----- Given information
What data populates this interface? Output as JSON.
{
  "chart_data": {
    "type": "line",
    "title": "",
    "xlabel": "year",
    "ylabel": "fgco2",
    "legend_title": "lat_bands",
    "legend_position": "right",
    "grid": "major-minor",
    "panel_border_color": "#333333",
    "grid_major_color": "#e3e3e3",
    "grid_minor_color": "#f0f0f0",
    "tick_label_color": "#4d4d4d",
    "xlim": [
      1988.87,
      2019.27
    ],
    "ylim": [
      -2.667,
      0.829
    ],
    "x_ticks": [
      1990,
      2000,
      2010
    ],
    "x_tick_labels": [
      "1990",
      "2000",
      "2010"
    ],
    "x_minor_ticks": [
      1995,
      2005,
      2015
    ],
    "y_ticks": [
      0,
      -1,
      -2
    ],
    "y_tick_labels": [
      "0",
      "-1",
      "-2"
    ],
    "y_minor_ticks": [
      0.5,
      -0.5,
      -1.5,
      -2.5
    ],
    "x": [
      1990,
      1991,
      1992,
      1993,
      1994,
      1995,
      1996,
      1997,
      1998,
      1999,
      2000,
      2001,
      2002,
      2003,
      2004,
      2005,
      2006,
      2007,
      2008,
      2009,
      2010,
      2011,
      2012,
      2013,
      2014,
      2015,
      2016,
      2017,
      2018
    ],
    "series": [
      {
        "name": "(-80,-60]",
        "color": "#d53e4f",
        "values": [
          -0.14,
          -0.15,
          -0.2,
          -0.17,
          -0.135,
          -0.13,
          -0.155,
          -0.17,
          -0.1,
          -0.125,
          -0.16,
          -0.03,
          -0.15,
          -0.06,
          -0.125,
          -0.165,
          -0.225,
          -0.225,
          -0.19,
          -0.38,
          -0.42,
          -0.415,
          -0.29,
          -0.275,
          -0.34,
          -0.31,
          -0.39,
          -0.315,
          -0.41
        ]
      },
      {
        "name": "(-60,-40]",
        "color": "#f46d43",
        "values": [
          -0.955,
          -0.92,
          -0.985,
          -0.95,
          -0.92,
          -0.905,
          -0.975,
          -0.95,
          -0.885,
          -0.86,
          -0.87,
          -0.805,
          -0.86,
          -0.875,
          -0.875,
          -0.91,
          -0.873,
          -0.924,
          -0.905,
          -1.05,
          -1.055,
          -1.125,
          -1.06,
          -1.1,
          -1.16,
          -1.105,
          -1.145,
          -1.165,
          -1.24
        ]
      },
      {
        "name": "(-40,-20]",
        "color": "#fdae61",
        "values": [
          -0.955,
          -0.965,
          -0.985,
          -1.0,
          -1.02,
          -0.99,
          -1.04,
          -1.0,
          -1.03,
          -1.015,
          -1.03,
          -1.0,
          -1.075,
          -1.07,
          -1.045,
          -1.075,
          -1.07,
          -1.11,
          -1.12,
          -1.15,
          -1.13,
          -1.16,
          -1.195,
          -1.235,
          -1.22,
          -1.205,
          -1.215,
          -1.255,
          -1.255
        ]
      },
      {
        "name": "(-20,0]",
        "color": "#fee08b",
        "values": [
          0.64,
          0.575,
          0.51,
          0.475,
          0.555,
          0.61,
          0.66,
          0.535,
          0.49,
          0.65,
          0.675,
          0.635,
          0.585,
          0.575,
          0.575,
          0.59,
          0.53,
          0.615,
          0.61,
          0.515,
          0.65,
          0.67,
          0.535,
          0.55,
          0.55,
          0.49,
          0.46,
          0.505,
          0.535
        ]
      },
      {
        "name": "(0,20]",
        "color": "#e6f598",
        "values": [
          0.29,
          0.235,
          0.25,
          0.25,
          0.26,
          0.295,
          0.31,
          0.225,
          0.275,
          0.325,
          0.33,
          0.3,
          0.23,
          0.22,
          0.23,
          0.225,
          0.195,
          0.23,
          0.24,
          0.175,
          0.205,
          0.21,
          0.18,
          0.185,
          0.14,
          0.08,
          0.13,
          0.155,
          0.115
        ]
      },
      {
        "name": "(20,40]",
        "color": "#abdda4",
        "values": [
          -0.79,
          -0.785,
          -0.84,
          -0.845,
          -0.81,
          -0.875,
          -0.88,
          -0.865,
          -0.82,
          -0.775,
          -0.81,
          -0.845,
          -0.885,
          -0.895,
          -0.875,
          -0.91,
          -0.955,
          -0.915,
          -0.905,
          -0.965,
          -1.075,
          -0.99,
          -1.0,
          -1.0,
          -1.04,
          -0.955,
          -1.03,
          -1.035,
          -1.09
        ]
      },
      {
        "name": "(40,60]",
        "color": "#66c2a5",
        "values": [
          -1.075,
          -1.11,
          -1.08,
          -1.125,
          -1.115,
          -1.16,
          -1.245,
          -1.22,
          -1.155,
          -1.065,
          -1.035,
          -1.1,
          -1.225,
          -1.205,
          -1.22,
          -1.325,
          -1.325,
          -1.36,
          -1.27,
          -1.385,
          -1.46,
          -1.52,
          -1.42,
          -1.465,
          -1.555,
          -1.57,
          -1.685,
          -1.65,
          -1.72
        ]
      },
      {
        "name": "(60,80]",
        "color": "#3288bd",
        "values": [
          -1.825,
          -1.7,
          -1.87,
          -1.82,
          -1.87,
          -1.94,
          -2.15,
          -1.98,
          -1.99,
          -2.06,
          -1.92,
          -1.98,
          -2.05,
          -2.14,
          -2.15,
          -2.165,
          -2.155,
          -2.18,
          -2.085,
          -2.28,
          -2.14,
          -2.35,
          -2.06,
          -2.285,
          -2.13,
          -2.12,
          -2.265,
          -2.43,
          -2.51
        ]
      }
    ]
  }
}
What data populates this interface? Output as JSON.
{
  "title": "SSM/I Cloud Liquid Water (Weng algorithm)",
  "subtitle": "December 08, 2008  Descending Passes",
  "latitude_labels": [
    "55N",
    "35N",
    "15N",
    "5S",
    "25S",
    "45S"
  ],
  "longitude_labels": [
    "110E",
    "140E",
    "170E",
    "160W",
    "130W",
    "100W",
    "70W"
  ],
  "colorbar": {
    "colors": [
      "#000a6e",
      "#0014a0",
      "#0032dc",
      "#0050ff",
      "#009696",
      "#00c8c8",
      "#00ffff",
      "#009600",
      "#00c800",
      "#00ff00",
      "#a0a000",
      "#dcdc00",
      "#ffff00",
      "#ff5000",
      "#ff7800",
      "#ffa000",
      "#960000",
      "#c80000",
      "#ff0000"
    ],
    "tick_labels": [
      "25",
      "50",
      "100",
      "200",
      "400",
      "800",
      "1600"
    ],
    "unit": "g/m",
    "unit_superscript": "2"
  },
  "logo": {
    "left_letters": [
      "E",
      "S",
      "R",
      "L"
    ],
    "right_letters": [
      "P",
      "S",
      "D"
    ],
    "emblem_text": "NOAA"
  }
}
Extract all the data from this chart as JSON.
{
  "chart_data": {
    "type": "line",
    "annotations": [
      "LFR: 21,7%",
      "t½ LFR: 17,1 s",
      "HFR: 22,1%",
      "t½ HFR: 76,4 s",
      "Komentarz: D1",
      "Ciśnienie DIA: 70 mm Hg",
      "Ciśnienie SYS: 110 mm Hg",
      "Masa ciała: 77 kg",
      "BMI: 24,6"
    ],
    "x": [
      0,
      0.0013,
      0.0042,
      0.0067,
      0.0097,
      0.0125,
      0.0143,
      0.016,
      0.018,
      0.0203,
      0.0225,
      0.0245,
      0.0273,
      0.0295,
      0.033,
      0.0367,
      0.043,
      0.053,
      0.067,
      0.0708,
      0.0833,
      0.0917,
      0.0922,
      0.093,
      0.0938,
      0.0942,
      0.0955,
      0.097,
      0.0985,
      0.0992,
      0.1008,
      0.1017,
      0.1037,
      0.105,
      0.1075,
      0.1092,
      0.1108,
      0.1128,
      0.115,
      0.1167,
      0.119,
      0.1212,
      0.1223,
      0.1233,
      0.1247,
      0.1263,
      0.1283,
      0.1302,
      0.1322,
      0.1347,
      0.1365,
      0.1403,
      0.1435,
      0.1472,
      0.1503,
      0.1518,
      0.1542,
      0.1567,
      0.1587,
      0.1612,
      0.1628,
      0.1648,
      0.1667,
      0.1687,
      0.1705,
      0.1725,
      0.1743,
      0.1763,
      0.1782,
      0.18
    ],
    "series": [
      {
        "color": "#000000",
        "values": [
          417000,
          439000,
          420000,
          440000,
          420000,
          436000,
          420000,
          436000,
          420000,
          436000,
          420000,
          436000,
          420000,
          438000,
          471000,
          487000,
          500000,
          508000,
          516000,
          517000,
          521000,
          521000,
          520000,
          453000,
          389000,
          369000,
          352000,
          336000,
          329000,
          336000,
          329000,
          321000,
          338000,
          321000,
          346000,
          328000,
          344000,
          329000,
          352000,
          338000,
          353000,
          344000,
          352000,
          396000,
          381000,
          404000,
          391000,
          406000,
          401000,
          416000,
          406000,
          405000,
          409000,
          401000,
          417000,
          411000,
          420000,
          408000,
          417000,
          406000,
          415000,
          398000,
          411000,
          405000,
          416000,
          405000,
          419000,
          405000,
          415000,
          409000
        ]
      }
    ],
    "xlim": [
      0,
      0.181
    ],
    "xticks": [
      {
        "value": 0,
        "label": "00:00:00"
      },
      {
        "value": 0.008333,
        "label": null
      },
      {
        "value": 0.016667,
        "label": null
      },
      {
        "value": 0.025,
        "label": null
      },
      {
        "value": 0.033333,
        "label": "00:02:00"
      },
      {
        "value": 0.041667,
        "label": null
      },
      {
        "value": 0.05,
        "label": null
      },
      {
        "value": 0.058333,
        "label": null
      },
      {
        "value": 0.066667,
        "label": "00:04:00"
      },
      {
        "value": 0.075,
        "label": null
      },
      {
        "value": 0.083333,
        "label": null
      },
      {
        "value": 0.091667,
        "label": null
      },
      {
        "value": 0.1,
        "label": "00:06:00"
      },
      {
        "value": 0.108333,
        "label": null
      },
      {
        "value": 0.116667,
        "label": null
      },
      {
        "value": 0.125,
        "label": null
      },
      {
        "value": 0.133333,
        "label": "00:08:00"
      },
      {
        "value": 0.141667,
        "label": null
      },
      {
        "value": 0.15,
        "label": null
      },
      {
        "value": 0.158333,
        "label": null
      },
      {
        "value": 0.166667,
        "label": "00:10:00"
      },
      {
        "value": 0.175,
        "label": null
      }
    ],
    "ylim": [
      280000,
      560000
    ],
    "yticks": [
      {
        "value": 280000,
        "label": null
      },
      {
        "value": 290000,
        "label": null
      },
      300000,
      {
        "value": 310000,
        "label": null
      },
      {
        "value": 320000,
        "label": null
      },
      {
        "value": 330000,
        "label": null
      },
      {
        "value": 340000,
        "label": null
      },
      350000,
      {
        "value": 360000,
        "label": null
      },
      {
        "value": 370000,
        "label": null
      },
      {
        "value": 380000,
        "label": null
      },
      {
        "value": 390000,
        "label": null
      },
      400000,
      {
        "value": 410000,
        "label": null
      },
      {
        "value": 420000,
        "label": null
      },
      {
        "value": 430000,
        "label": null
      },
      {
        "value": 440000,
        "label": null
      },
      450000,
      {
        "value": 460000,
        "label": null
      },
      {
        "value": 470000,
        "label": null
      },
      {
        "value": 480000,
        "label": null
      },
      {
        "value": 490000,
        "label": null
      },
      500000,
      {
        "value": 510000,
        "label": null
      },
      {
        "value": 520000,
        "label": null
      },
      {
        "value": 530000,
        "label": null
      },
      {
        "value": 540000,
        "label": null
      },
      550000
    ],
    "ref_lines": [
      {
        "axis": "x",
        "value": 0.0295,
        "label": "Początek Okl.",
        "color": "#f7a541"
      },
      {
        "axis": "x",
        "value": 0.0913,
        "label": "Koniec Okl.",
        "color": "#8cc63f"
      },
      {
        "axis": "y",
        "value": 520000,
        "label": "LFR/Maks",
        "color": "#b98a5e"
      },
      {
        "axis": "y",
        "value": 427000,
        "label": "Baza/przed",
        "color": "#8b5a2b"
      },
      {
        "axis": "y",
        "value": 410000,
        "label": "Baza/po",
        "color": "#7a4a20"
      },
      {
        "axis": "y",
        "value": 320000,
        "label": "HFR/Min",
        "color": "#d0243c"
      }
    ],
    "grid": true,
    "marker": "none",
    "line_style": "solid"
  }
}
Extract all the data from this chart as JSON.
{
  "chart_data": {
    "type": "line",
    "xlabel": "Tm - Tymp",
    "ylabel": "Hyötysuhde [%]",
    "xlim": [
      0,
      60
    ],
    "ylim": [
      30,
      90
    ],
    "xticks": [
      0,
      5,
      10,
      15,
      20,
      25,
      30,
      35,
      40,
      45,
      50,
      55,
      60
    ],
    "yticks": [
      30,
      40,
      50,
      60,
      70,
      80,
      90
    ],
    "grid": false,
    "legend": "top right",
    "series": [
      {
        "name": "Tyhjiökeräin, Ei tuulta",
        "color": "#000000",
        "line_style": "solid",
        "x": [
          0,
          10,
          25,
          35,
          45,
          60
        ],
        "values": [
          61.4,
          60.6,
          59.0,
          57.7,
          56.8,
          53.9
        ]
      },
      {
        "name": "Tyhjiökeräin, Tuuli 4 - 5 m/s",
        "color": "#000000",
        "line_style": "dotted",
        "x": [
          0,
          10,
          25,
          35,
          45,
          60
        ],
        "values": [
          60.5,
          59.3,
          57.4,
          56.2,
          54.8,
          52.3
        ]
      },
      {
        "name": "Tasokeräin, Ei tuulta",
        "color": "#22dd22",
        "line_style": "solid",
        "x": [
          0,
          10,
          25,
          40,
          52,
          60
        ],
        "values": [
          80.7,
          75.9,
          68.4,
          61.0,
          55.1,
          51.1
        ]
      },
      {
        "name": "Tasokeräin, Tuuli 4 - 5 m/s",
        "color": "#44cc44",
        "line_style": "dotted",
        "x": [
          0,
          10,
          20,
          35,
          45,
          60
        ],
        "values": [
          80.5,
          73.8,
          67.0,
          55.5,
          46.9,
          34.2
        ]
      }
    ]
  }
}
----------
[Exercise objective] Collect each line holding the string "Tuuli".

[Output]
        "name": "Tyhjiökeräin, Tuuli 4 - 5 m/s",
        "name": "Tasokeräin, Tuuli 4 - 5 m/s",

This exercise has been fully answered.